<br>
<br>
**<font size=5><center>Predicting Default Rates for Lending Club</center></font>**

### Authors:
Devon Luongo <br>
Ankit Agarwal <br>
Bryn Clarke <br>
Ben Yuen

# IV. Baseline Models

*Libraries*

In [1]:
import pandas as pd
import numpy as np

In [2]:
df_X = pd.read_pickle("./data/df_X.pkl")
df_y = pd.read_pickle("./data/df_y.pkl")

In [3]:
X_train = np.load("./data/X_train.npy")
X_test = np.load("./data/X_test.npy")
y_train = np.load("./data/y_train.npy")
y_test = np.load("./data/y_test.npy")

In [4]:
# Baseline models
# All positive (label every applicant as default)
class Pos_model(object):
    def fit(self, X, y):
        return
    
    def predict(self, x):
        return np.array([1] * len(x))
    
    def score(self, x, y):
        y_pred = self.predict(x)
        y_err = y - y_pred
        return len(y_err[y_err == 0]) * 1. / len(y_err)

pos_model = Pos_model()
pos_model.fit(X_train, y_train)
pos_model.predict(X_test)

array([1, 1, 1, ..., 1, 1, 1])

In [5]:
# All negative (label every applicant as not default)
class Neg_model(object):
    def fit(self, X, y):
        return
    
    def predict(self, x):
        return np.array([0] * len(x))
    
    def score(self, x, y):
        y_pred = self.predict(x)
        y_err = y - y_pred
        return len(y_err[y_err == 0]) * 1. / len(y_err)

neg_model = Neg_model()

_Dataset extract_:
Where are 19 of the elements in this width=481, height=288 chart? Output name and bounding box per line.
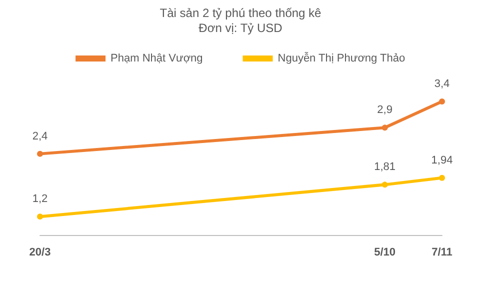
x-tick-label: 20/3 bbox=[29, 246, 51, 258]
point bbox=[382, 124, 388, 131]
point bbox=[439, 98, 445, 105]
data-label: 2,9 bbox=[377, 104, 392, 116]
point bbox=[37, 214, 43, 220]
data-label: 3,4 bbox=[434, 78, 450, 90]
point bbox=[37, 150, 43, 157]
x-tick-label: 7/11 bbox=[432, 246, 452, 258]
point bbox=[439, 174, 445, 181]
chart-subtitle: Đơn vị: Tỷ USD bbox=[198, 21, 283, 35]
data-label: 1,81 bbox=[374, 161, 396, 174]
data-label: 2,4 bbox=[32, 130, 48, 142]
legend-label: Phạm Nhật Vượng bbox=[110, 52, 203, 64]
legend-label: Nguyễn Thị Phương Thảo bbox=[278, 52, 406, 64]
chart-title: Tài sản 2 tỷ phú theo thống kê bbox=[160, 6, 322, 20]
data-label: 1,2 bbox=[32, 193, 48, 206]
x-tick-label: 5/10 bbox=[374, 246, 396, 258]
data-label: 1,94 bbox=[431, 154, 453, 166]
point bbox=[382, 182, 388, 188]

_Written problem_:
List every data file path loaded in the Lending Club default-rate notebook.

_Solution for this task_:
./data/df_X.pkl
./data/df_y.pkl
./data/X_train.npy
./data/X_test.npy
./data/y_train.npy
./data/y_test.npy